* WHAT TO PRODUCE
Repeat every line of the listing below exactly, minus the pictures.

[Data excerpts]
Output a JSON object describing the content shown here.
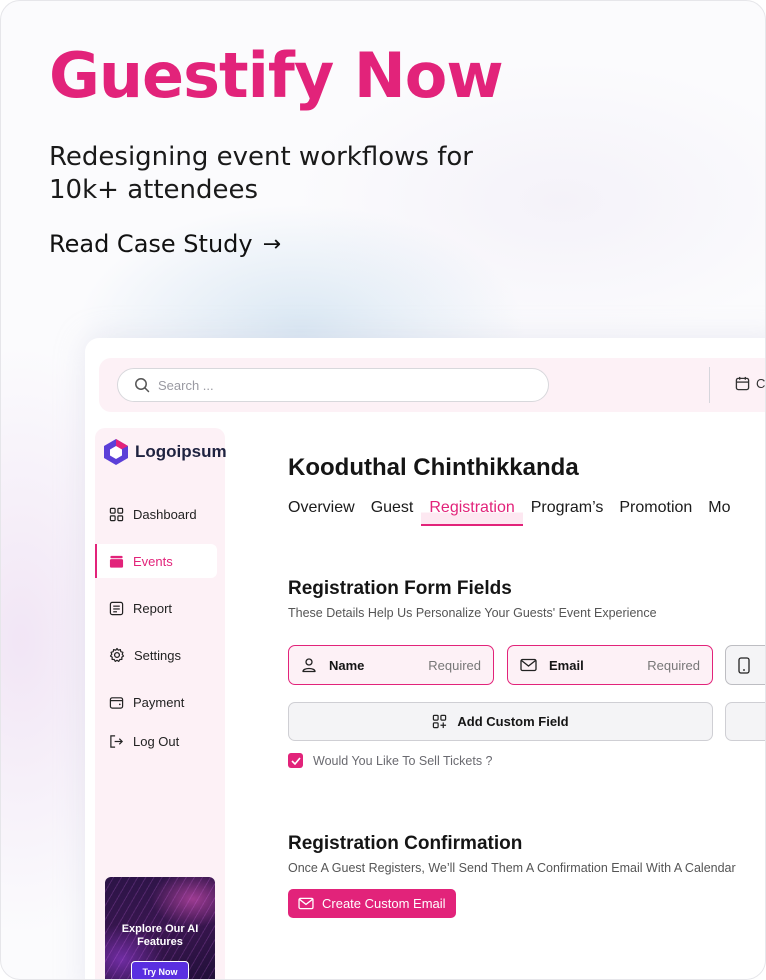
{
  "hero": {
    "brand": "Guestify Now",
    "tagline": "Redesigning event workflows for 10k+ attendees",
    "cta": "Read Case Study",
    "cta_arrow": "→"
  },
  "app": {
    "search": {
      "placeholder": "Search ..."
    },
    "date_chip": "C",
    "logo": "Logoipsum",
    "nav": [
      {
        "label": "Dashboard",
        "icon": "grid-icon"
      },
      {
        "label": "Events",
        "icon": "folder-icon",
        "active": true
      },
      {
        "label": "Report",
        "icon": "report-icon"
      },
      {
        "label": "Settings",
        "icon": "gear-icon"
      },
      {
        "label": "Payment",
        "icon": "wallet-icon"
      },
      {
        "label": "Log Out",
        "icon": "logout-icon"
      }
    ],
    "promo": {
      "title": "Explore Our AI Features",
      "button": "Try Now"
    },
    "event_title": "Kooduthal Chinthikkanda",
    "tabs": [
      "Overview",
      "Guest",
      "Registration",
      "Program’s",
      "Promotion",
      "Mo"
    ],
    "active_tab": "Registration",
    "form_fields": {
      "title": "Registration Form Fields",
      "subtitle": "These Details Help Us Personalize Your Guests' Event Experience",
      "fields": [
        {
          "label": "Name",
          "status": "Required",
          "icon": "user-icon"
        },
        {
          "label": "Email",
          "status": "Required",
          "icon": "mail-icon"
        }
      ],
      "add_custom": "Add Custom Field",
      "sell_tickets": "Would You Like To Sell Tickets ?"
    },
    "confirmation": {
      "title": "Registration Confirmation",
      "subtitle": "Once A Guest Registers, We’ll Send Them A Confirmation Email With A Calendar",
      "button": "Create Custom Email"
    }
  },
  "colors": {
    "accent": "#e2237a",
    "tint": "#fdf1f6"
  }
}
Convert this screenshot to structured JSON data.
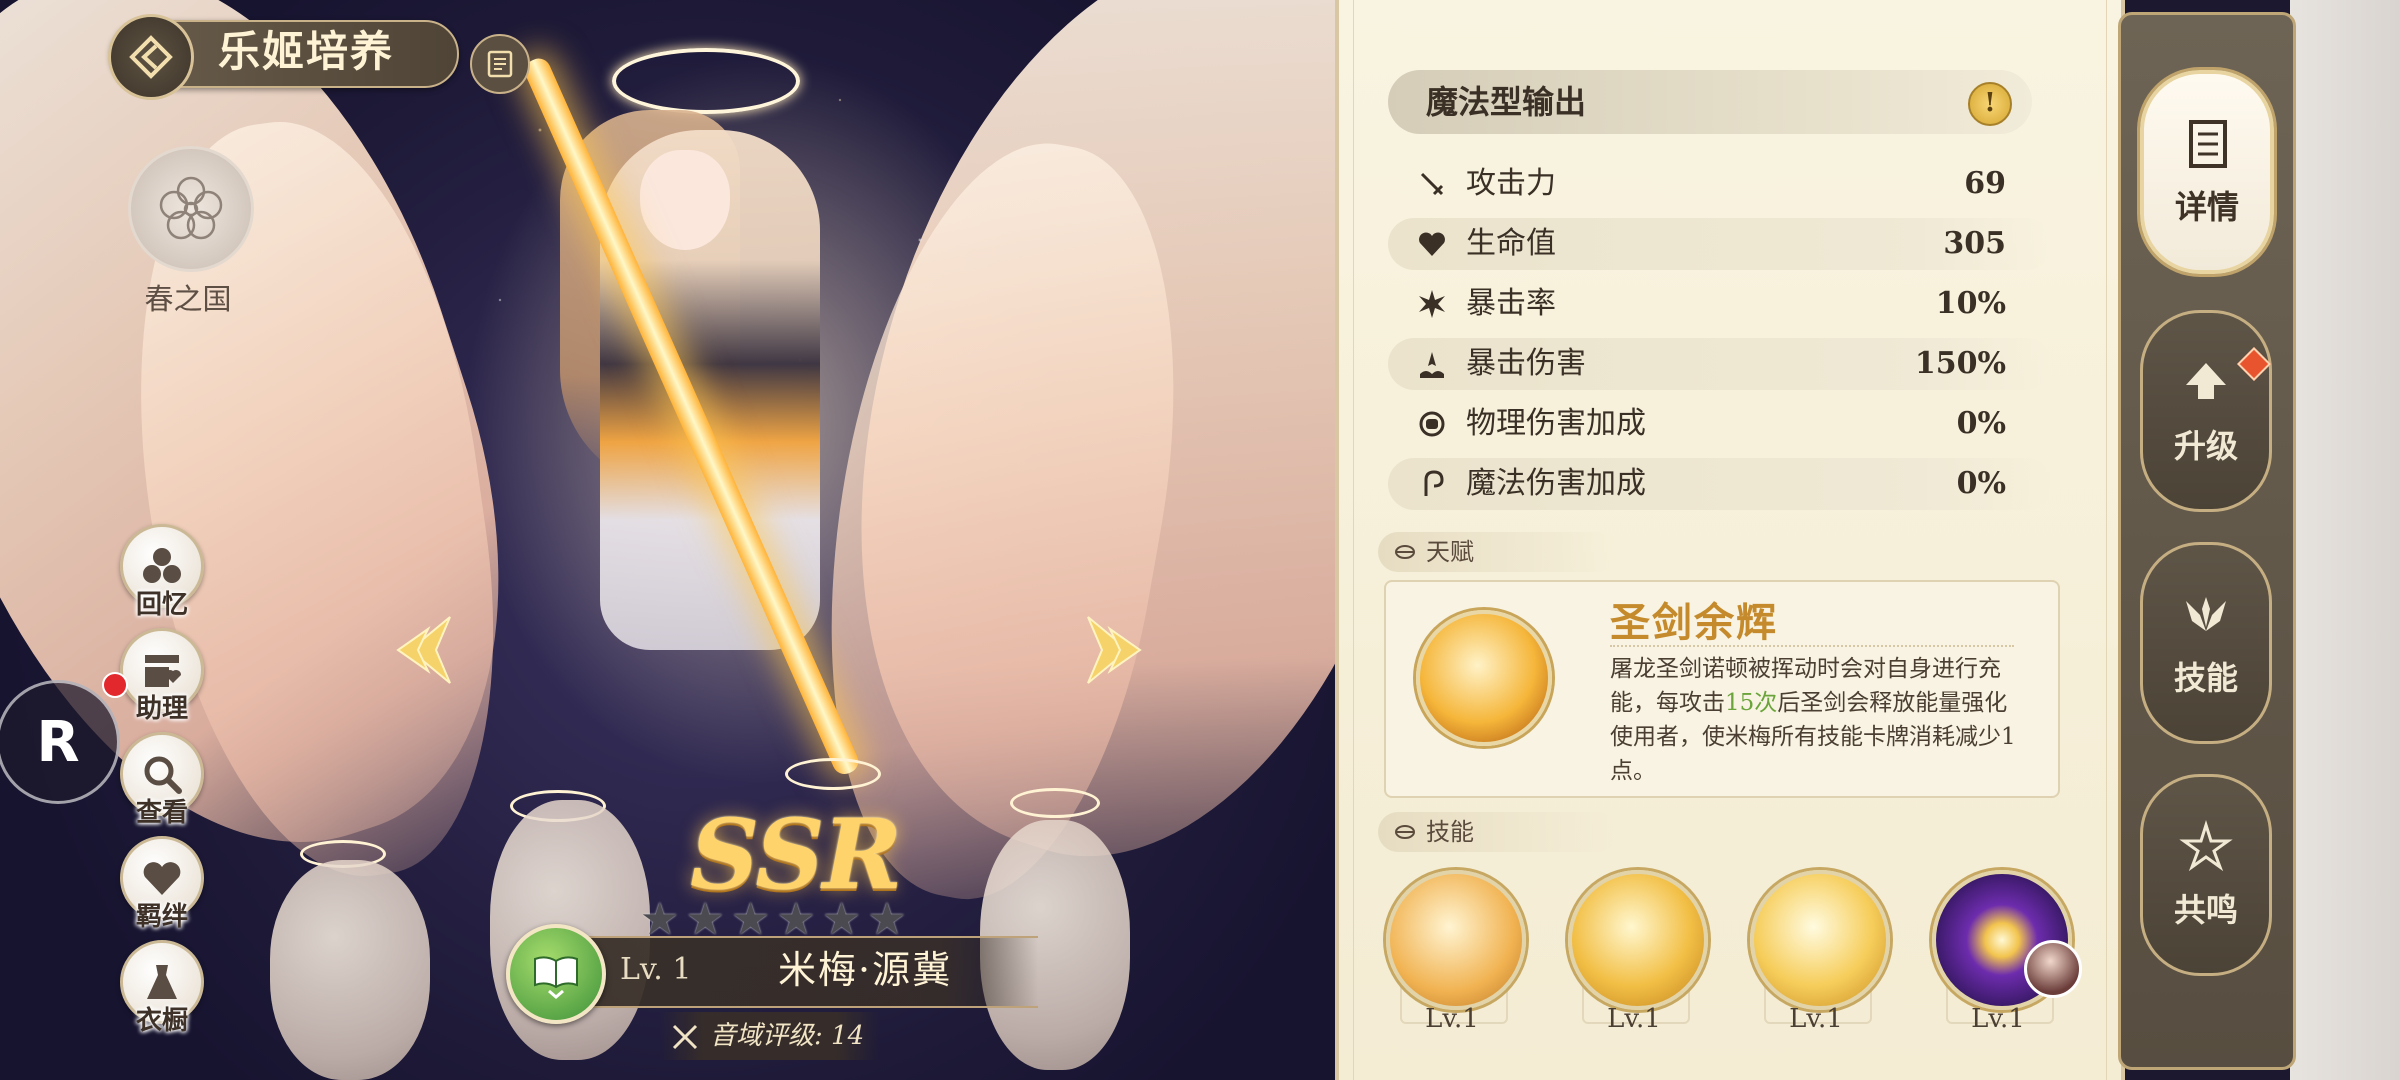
{
  "header": {
    "title": "乐姬培养",
    "region": "春之国"
  },
  "side_menu": [
    {
      "key": "memory",
      "label": "回忆"
    },
    {
      "key": "assistant",
      "label": "助理"
    },
    {
      "key": "view",
      "label": "查看"
    },
    {
      "key": "bond",
      "label": "羁绊"
    },
    {
      "key": "wardrobe",
      "label": "衣橱"
    }
  ],
  "r_badge": "R",
  "character": {
    "rarity": "SSR",
    "stars_total": 6,
    "level": "Lv. 1",
    "name": "米梅·源冀",
    "rating": "音域评级: 14"
  },
  "stats_panel": {
    "type": "魔法型输出",
    "info_icon": "!",
    "stats": [
      {
        "icon": "sword-icon",
        "label": "攻击力",
        "value": "69"
      },
      {
        "icon": "heart-icon",
        "label": "生命值",
        "value": "305"
      },
      {
        "icon": "burst-icon",
        "label": "暴击率",
        "value": "10%"
      },
      {
        "icon": "wave-icon",
        "label": "暴击伤害",
        "value": "150%"
      },
      {
        "icon": "fist-icon",
        "label": "物理伤害加成",
        "value": "0%"
      },
      {
        "icon": "wand-icon",
        "label": "魔法伤害加成",
        "value": "0%"
      }
    ]
  },
  "talent": {
    "section_label": "天赋",
    "name": "圣剑余辉",
    "desc_part1": "屠龙圣剑诺顿被挥动时会对自身进行充能，每攻击",
    "desc_highlight": "15次",
    "desc_part2": "后圣剑会释放能量强化使用者，使米梅所有技能卡牌消耗减少1点。"
  },
  "skills": {
    "section_label": "技能",
    "items": [
      {
        "level": "Lv.1"
      },
      {
        "level": "Lv.1"
      },
      {
        "level": "Lv.1"
      },
      {
        "level": "Lv.1"
      }
    ]
  },
  "tabs": [
    {
      "key": "details",
      "label": "详情",
      "active": true
    },
    {
      "key": "upgrade",
      "label": "升级",
      "active": false
    },
    {
      "key": "skills",
      "label": "技能",
      "active": false
    },
    {
      "key": "resonance",
      "label": "共鸣",
      "active": false
    }
  ],
  "colors": {
    "accent_gold": "#c48a2c",
    "highlight_green": "#6aa43a",
    "notify_red": "#e2282c"
  }
}
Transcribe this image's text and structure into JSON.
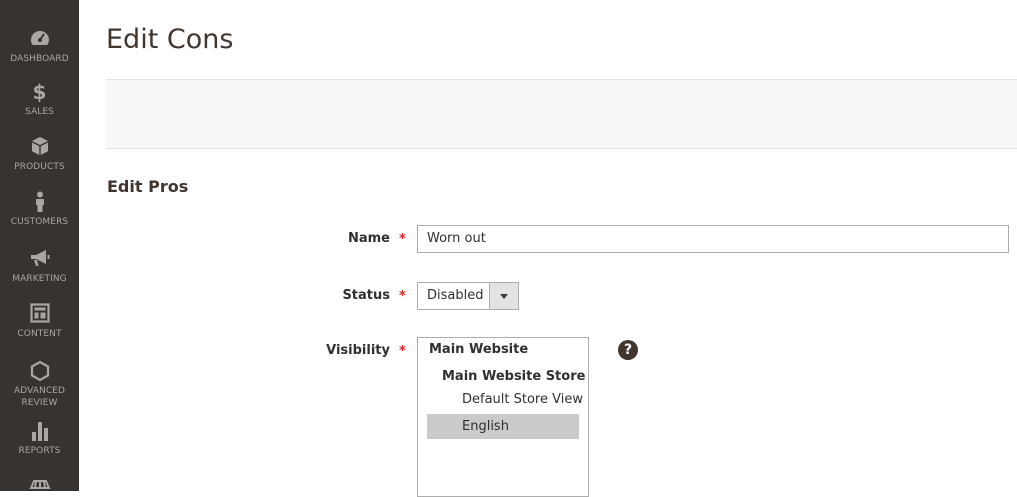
{
  "sidebar": {
    "items": [
      {
        "label": "DASHBOARD",
        "icon": "dashboard-icon"
      },
      {
        "label": "SALES",
        "icon": "dollar-icon"
      },
      {
        "label": "PRODUCTS",
        "icon": "box-icon"
      },
      {
        "label": "CUSTOMERS",
        "icon": "person-icon"
      },
      {
        "label": "MARKETING",
        "icon": "megaphone-icon"
      },
      {
        "label": "CONTENT",
        "icon": "layout-icon"
      },
      {
        "label_line1": "ADVANCED",
        "label_line2": "REVIEW",
        "icon": "hexagon-icon"
      },
      {
        "label": "REPORTS",
        "icon": "bar-chart-icon"
      }
    ]
  },
  "page": {
    "title": "Edit Cons",
    "section_title": "Edit Pros"
  },
  "form": {
    "name": {
      "label": "Name",
      "value": "Worn out",
      "required": "*"
    },
    "status": {
      "label": "Status",
      "value": "Disabled",
      "required": "*"
    },
    "visibility": {
      "label": "Visibility",
      "required": "*",
      "options": {
        "website": "Main Website",
        "store": "Main Website Store",
        "view1": "Default Store View",
        "view2": "English"
      },
      "help": "?"
    }
  },
  "colors": {
    "sidebar_bg": "#373330",
    "required": "#e22626",
    "selected_option_bg": "#cacaca"
  }
}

* REPLY
Output a JSON object describing the content shown here.
{
  "hero": {
    "brand": "Guestify Now",
    "tagline": "Redesigning event workflows for 10k+ attendees",
    "cta": "Read Case Study",
    "cta_arrow": "→"
  },
  "app": {
    "search": {
      "placeholder": "Search ..."
    },
    "date_chip": "C",
    "logo": "Logoipsum",
    "nav": [
      {
        "label": "Dashboard",
        "icon": "grid-icon"
      },
      {
        "label": "Events",
        "icon": "folder-icon",
        "active": true
      },
      {
        "label": "Report",
        "icon": "report-icon"
      },
      {
        "label": "Settings",
        "icon": "gear-icon"
      },
      {
        "label": "Payment",
        "icon": "wallet-icon"
      },
      {
        "label": "Log Out",
        "icon": "logout-icon"
      }
    ],
    "promo": {
      "title": "Explore Our AI Features",
      "button": "Try Now"
    },
    "event_title": "Kooduthal Chinthikkanda",
    "tabs": [
      "Overview",
      "Guest",
      "Registration",
      "Program’s",
      "Promotion",
      "Mo"
    ],
    "active_tab": "Registration",
    "form_fields": {
      "title": "Registration Form Fields",
      "subtitle": "These Details Help Us Personalize Your Guests' Event Experience",
      "fields": [
        {
          "label": "Name",
          "status": "Required",
          "icon": "user-icon"
        },
        {
          "label": "Email",
          "status": "Required",
          "icon": "mail-icon"
        }
      ],
      "add_custom": "Add Custom Field",
      "sell_tickets": "Would You Like To Sell Tickets ?"
    },
    "confirmation": {
      "title": "Registration Confirmation",
      "subtitle": "Once A Guest Registers, We’ll Send Them A Confirmation Email With A Calendar",
      "button": "Create Custom Email"
    }
  },
  "colors": {
    "accent": "#e2237a",
    "tint": "#fdf1f6"
  }
}
Convert this screenshot to structured JSON data.
{
  "header": {
    "title": "乐姬培养",
    "region": "春之国"
  },
  "side_menu": [
    {
      "key": "memory",
      "label": "回忆"
    },
    {
      "key": "assistant",
      "label": "助理"
    },
    {
      "key": "view",
      "label": "查看"
    },
    {
      "key": "bond",
      "label": "羁绊"
    },
    {
      "key": "wardrobe",
      "label": "衣橱"
    }
  ],
  "r_badge": "R",
  "character": {
    "rarity": "SSR",
    "stars_total": 6,
    "level": "Lv. 1",
    "name": "米梅·源冀",
    "rating": "音域评级: 14"
  },
  "stats_panel": {
    "type": "魔法型输出",
    "info_icon": "!",
    "stats": [
      {
        "icon": "sword-icon",
        "label": "攻击力",
        "value": "69"
      },
      {
        "icon": "heart-icon",
        "label": "生命值",
        "value": "305"
      },
      {
        "icon": "burst-icon",
        "label": "暴击率",
        "value": "10%"
      },
      {
        "icon": "wave-icon",
        "label": "暴击伤害",
        "value": "150%"
      },
      {
        "icon": "fist-icon",
        "label": "物理伤害加成",
        "value": "0%"
      },
      {
        "icon": "wand-icon",
        "label": "魔法伤害加成",
        "value": "0%"
      }
    ]
  },
  "talent": {
    "section_label": "天赋",
    "name": "圣剑余辉",
    "desc_part1": "屠龙圣剑诺顿被挥动时会对自身进行充能，每攻击",
    "desc_highlight": "15次",
    "desc_part2": "后圣剑会释放能量强化使用者，使米梅所有技能卡牌消耗减少1点。"
  },
  "skills": {
    "section_label": "技能",
    "items": [
      {
        "level": "Lv.1"
      },
      {
        "level": "Lv.1"
      },
      {
        "level": "Lv.1"
      },
      {
        "level": "Lv.1"
      }
    ]
  },
  "tabs": [
    {
      "key": "details",
      "label": "详情",
      "active": true
    },
    {
      "key": "upgrade",
      "label": "升级",
      "active": false
    },
    {
      "key": "skills",
      "label": "技能",
      "active": false
    },
    {
      "key": "resonance",
      "label": "共鸣",
      "active": false
    }
  ],
  "colors": {
    "accent_gold": "#c48a2c",
    "highlight_green": "#6aa43a",
    "notify_red": "#e2282c"
  }
}
Transcribe this image's text and structure into JSON.
{
  "sidebar": {
    "items": [
      {
        "label": "DASHBOARD",
        "icon": "dashboard-icon"
      },
      {
        "label": "SALES",
        "icon": "dollar-icon"
      },
      {
        "label": "PRODUCTS",
        "icon": "box-icon"
      },
      {
        "label": "CUSTOMERS",
        "icon": "person-icon"
      },
      {
        "label": "MARKETING",
        "icon": "megaphone-icon"
      },
      {
        "label": "CONTENT",
        "icon": "layout-icon"
      },
      {
        "label_line1": "ADVANCED",
        "label_line2": "REVIEW",
        "icon": "hexagon-icon"
      },
      {
        "label": "REPORTS",
        "icon": "bar-chart-icon"
      }
    ]
  },
  "page": {
    "title": "Edit Cons",
    "section_title": "Edit Pros"
  },
  "form": {
    "name": {
      "label": "Name",
      "value": "Worn out",
      "required": "*"
    },
    "status": {
      "label": "Status",
      "value": "Disabled",
      "required": "*"
    },
    "visibility": {
      "label": "Visibility",
      "required": "*",
      "options": {
        "website": "Main Website",
        "store": "Main Website Store",
        "view1": "Default Store View",
        "view2": "English"
      },
      "help": "?"
    }
  },
  "colors": {
    "sidebar_bg": "#373330",
    "required": "#e22626",
    "selected_option_bg": "#cacaca"
  }
}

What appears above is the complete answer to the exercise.